__WHAT THE EXERCISE ASKS__. Give back the whole listing exactly as shown.

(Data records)
>> START

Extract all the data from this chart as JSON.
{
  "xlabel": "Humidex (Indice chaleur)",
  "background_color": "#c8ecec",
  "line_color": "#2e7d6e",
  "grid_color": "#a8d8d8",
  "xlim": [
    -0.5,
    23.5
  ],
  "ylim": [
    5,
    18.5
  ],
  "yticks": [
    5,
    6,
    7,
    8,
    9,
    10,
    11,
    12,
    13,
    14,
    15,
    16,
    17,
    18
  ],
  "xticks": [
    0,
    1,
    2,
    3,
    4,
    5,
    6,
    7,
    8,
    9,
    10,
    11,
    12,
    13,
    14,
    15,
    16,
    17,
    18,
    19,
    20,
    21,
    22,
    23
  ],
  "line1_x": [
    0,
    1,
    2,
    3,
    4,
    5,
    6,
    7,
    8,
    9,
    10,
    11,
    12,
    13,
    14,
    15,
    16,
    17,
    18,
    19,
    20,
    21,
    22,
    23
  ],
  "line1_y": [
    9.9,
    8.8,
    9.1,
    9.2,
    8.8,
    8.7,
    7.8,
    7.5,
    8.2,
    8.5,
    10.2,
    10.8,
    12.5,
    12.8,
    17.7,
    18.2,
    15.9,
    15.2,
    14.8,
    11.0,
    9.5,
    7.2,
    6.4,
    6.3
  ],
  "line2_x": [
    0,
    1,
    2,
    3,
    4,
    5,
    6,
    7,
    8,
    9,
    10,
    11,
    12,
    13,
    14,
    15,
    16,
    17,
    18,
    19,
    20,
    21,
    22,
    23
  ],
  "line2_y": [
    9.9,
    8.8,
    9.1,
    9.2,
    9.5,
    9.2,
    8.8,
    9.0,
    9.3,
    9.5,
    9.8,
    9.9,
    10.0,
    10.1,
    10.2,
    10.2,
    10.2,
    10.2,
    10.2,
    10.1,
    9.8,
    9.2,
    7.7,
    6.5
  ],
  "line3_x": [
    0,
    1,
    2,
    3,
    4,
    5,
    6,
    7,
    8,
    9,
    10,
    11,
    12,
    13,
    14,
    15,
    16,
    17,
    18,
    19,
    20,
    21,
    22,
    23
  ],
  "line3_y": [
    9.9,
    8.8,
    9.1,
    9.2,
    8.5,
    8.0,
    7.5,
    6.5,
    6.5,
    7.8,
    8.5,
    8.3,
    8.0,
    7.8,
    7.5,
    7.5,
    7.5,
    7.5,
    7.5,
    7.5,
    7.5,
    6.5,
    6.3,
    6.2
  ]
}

>> END

__EXERCISE ANSWER__.
Extract all the data from this chart as JSON.
{
  "xlabel": "Humidex (Indice chaleur)",
  "background_color": "#c8ecec",
  "line_color": "#2e7d6e",
  "grid_color": "#a8d8d8",
  "xlim": [
    -0.5,
    23.5
  ],
  "ylim": [
    5,
    18.5
  ],
  "yticks": [
    5,
    6,
    7,
    8,
    9,
    10,
    11,
    12,
    13,
    14,
    15,
    16,
    17,
    18
  ],
  "xticks": [
    0,
    1,
    2,
    3,
    4,
    5,
    6,
    7,
    8,
    9,
    10,
    11,
    12,
    13,
    14,
    15,
    16,
    17,
    18,
    19,
    20,
    21,
    22,
    23
  ],
  "line1_x": [
    0,
    1,
    2,
    3,
    4,
    5,
    6,
    7,
    8,
    9,
    10,
    11,
    12,
    13,
    14,
    15,
    16,
    17,
    18,
    19,
    20,
    21,
    22,
    23
  ],
  "line1_y": [
    9.9,
    8.8,
    9.1,
    9.2,
    8.8,
    8.7,
    7.8,
    7.5,
    8.2,
    8.5,
    10.2,
    10.8,
    12.5,
    12.8,
    17.7,
    18.2,
    15.9,
    15.2,
    14.8,
    11.0,
    9.5,
    7.2,
    6.4,
    6.3
  ],
  "line2_x": [
    0,
    1,
    2,
    3,
    4,
    5,
    6,
    7,
    8,
    9,
    10,
    11,
    12,
    13,
    14,
    15,
    16,
    17,
    18,
    19,
    20,
    21,
    22,
    23
  ],
  "line2_y": [
    9.9,
    8.8,
    9.1,
    9.2,
    9.5,
    9.2,
    8.8,
    9.0,
    9.3,
    9.5,
    9.8,
    9.9,
    10.0,
    10.1,
    10.2,
    10.2,
    10.2,
    10.2,
    10.2,
    10.1,
    9.8,
    9.2,
    7.7,
    6.5
  ],
  "line3_x": [
    0,
    1,
    2,
    3,
    4,
    5,
    6,
    7,
    8,
    9,
    10,
    11,
    12,
    13,
    14,
    15,
    16,
    17,
    18,
    19,
    20,
    21,
    22,
    23
  ],
  "line3_y": [
    9.9,
    8.8,
    9.1,
    9.2,
    8.5,
    8.0,
    7.5,
    6.5,
    6.5,
    7.8,
    8.5,
    8.3,
    8.0,
    7.8,
    7.5,
    7.5,
    7.5,
    7.5,
    7.5,
    7.5,
    7.5,
    6.5,
    6.3,
    6.2
  ]
}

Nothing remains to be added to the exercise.